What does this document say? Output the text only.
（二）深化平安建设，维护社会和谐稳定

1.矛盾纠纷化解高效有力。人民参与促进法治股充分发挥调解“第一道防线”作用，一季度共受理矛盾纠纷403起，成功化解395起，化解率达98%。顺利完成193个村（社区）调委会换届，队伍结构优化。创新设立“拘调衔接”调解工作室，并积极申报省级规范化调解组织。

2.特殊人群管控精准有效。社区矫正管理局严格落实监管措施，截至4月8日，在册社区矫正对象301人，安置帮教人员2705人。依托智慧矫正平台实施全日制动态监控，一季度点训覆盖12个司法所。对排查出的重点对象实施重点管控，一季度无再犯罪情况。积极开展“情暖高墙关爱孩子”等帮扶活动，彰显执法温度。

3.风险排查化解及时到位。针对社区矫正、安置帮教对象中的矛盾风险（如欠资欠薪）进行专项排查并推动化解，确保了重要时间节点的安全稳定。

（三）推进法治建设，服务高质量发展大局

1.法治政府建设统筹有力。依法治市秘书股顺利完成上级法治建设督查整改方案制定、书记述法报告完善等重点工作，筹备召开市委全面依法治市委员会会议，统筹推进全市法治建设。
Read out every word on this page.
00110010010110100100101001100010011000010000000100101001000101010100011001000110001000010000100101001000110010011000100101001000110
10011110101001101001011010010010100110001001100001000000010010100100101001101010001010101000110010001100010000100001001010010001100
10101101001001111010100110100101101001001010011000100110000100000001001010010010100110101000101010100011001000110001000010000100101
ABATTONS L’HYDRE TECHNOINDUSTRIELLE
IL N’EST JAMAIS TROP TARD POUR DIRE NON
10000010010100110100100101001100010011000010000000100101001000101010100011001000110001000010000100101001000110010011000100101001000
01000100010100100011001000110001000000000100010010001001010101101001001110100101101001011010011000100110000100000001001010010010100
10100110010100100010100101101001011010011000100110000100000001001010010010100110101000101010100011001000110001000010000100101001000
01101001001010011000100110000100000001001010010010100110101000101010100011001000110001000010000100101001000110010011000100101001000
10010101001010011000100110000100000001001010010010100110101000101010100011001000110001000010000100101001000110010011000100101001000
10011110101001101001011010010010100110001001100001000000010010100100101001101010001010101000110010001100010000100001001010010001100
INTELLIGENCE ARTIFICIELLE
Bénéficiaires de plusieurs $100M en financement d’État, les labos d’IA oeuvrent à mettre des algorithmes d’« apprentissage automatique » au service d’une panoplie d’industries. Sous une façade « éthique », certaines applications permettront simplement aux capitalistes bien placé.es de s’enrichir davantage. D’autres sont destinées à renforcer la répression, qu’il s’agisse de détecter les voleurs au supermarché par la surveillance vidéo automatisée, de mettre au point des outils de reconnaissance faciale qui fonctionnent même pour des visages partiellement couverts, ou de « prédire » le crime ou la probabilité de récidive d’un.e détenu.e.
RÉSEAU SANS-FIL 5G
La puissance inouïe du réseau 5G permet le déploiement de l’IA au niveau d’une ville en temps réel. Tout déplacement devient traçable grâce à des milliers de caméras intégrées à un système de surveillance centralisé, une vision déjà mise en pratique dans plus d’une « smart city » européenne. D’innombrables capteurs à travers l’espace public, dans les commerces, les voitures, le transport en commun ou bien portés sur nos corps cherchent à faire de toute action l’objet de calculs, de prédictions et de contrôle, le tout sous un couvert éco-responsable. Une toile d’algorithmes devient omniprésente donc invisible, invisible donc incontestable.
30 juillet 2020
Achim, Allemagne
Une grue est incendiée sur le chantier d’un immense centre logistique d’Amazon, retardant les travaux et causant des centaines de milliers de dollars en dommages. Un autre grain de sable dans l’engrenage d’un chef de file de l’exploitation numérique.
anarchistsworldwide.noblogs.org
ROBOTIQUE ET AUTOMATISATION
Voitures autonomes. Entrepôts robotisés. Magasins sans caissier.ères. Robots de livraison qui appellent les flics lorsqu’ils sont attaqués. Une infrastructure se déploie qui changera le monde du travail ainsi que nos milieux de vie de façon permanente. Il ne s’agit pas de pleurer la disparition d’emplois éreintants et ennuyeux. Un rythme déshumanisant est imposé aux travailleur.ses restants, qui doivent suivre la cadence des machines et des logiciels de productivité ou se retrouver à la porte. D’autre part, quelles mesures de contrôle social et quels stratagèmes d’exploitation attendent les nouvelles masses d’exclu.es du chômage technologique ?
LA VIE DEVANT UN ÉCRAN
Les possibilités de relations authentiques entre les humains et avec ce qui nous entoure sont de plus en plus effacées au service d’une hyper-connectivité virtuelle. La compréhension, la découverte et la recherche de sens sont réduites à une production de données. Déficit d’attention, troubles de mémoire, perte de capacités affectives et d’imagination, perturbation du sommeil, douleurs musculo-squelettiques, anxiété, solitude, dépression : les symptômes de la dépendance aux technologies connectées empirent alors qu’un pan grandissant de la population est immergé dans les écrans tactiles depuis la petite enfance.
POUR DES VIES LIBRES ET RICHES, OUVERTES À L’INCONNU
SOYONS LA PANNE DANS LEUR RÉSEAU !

#### [Description of the task]
Check each line of the entries above for the word "service". List the ones that have it.

#### [Expected output]
Bénéficiaires de plusieurs $100M en financement d’État, les labos d’IA oeuvrent à mettre des algorithmes d’« apprentissage automatique » au service d’une panoplie d’industries. Sous une façade « éthique », certaines applications permettront simplement aux capitalistes bien placé.es de s’enrichir davantage. D’autres sont destinées à renforcer la répression, qu’il s’agisse de détecter les voleurs au supermarché par la surveillance vidéo automatisée, de mettre au point des outils de reconnaissance faciale qui fonctionnent même pour des visages partiellement couverts, ou de « prédire » le crime ou la probabilité de récidive d’un.e détenu.e.
Les possibilités de relations authentiques entre les humains et avec ce qui nous entoure sont de plus en plus effacées au service d’une hyper-connectivité virtuelle. La compréhension, la découverte et la recherche de sens sont réduites à une production de données. Déficit d’attention, troubles de mémoire, perte de capacités affectives et d’imagination, perturbation du sommeil, douleurs musculo-squelettiques, anxiété, solitude, dépression : les symptômes de la dépendance aux technologies connectées empirent alors qu’un pan grandissant de la population est immergé dans les écrans tactiles depuis la petite enfance.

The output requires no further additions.